- **Text to read**

Item 7.01 Regulation FD Disclosure.
On December 21, 2020, as previously announced, Colonnade Acquisition Corp., a Cayman Islands exempted company limited by shares (“CLA”), entered into an Agreement and Plan of Merger, by and among CLA, Beam Merger Sub, Inc., a Delaware corporation and a direct wholly owned subsidiary of CLA, and Ouster, Inc., a Delaware corporation (“Ouster”).
On February 9, 2021, Ouster issued a press release to announce that it has signed a strategic customer agreement with PlusAI, Inc., a corporation organized under the laws of the State of Delaware (“Plus”) and a leading developer of automated truck technology, for Ouster to provide its digital lidar sensor to outfit key elements of Plus’s automated truck system.
A copy of the press release is attached to this report as Exhibit 99.1 and is incorporated by reference herein.
The information in this Item 7.01, including Exhibit 99.1, is furnished and shall not be deemed “filed” for purposes of Section 18 of the Securities Exchange Act of 1934, as amended (the “Exchange Act”), or otherwise subject to liabilities under that section, and shall not be deemed to be incorporated by reference into the filings of CLA under the Securities Act of 1933, as amended, or the Exchange Act, regardless of any general incorporation language in such filings, except as expressly set forth by specific reference in such filing. This Current Report on Form 8-K will not be deemed an admission as to the materiality of any information of the information contained in this Item 7.01, including Exhibit 99.1.
Additional Information and Where to Find It
This Current Report on Form 8-K relates to a proposed business combination (the “Business Combination”) between CLA and Ouster. This Current Report on Form 8-K does not constitute an offer to sell or exchange, or the solicitation of an offer to buy or exchange, any securities, nor shall there be any sale of securities in any jurisdiction in which such offer, sale or exchange would be unlawful prior to registration or qualification under the securities laws of any such jurisdiction.

- **Stored data**
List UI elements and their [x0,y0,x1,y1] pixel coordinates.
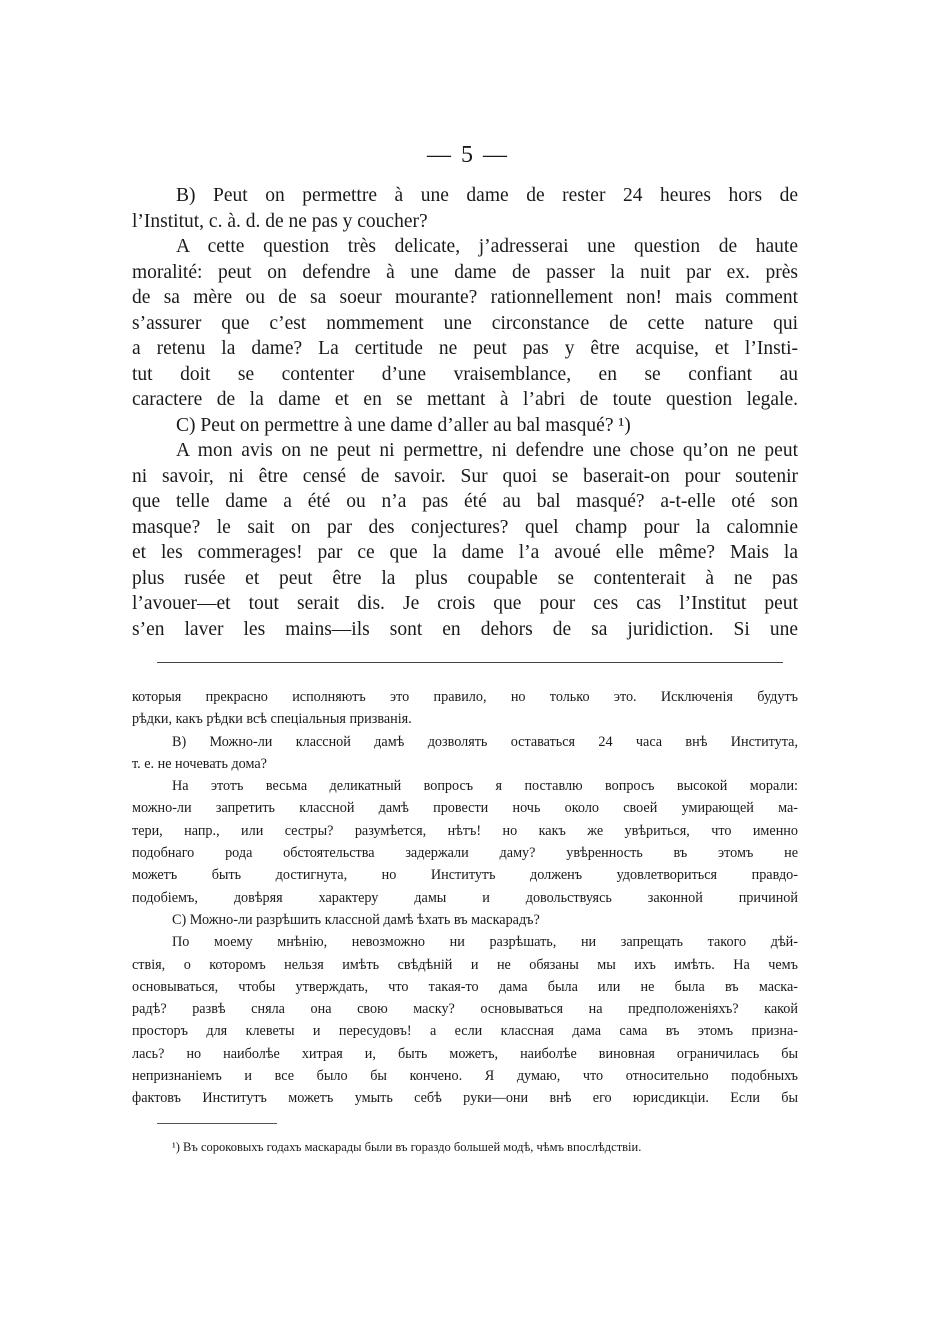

- **Written exercise**
Extend the Form 8-K filing about the Colonnade Acquisition Corp. and Ouster merger, beginning after its final sentence. The lines are not relevant to what is asked here.

- **Task response**
In connection with the proposed Business Combination, CLA has filed a registration statement on Form S-4 (as amended, the “Registration Statement”) with the U.S. Securities and Exchange Commission (the “SEC”) (File No. 333-251611), which includes a preliminary proxy statement/prospectus, that is both the proxy statement to be distributed to holders of CLA’s ordinary shares in connection with its solicitation of proxies for the vote by CLA’s shareholders with respect to the proposed Business Combination and other matters as may be described in the registration statement, as well as the prospectus relating to the offer and sale of the securities to be issued in the Business Combination. After the registration statement is declared effective, CLA will mail a definitive proxy statement/prospectus and other relevant documents to its shareholders. This document does not contain all the information that should be considered concerning the proposed Business Combination and is not intended to form the basis of any investment decision or any other decision in respect of the Business Combination. CLA’s shareholders, Ouster’s stockholders and other interested persons are advised to read the preliminary proxy statement/prospectus included in the registration statement and the amendments thereto and the definitive proxy statement/prospectus and other documents filed in connection with the proposed Business Combination, as these materials will contain important information about Ouster, CLA and the Business Combination. When available, the definitive proxy statement/prospectus and other relevant materials for the proposed Business Combination will be mailed to stockholders of Ouster and shareholders of CLA as of a record date to be established for voting on the proposed Business Combination. CLA shareholders and Ouster stockholders will also be able to obtain copies of the preliminary proxy statement, the definitive proxy statement and other documents filed with the SEC, without charge, once available, at the SEC’s website at www.sec.gov, or by directing a request to CLA’s secretary at 1400 Centrepark Blvd, Suite 810, West Palm Beach, FL 33401, (561) 712-7860.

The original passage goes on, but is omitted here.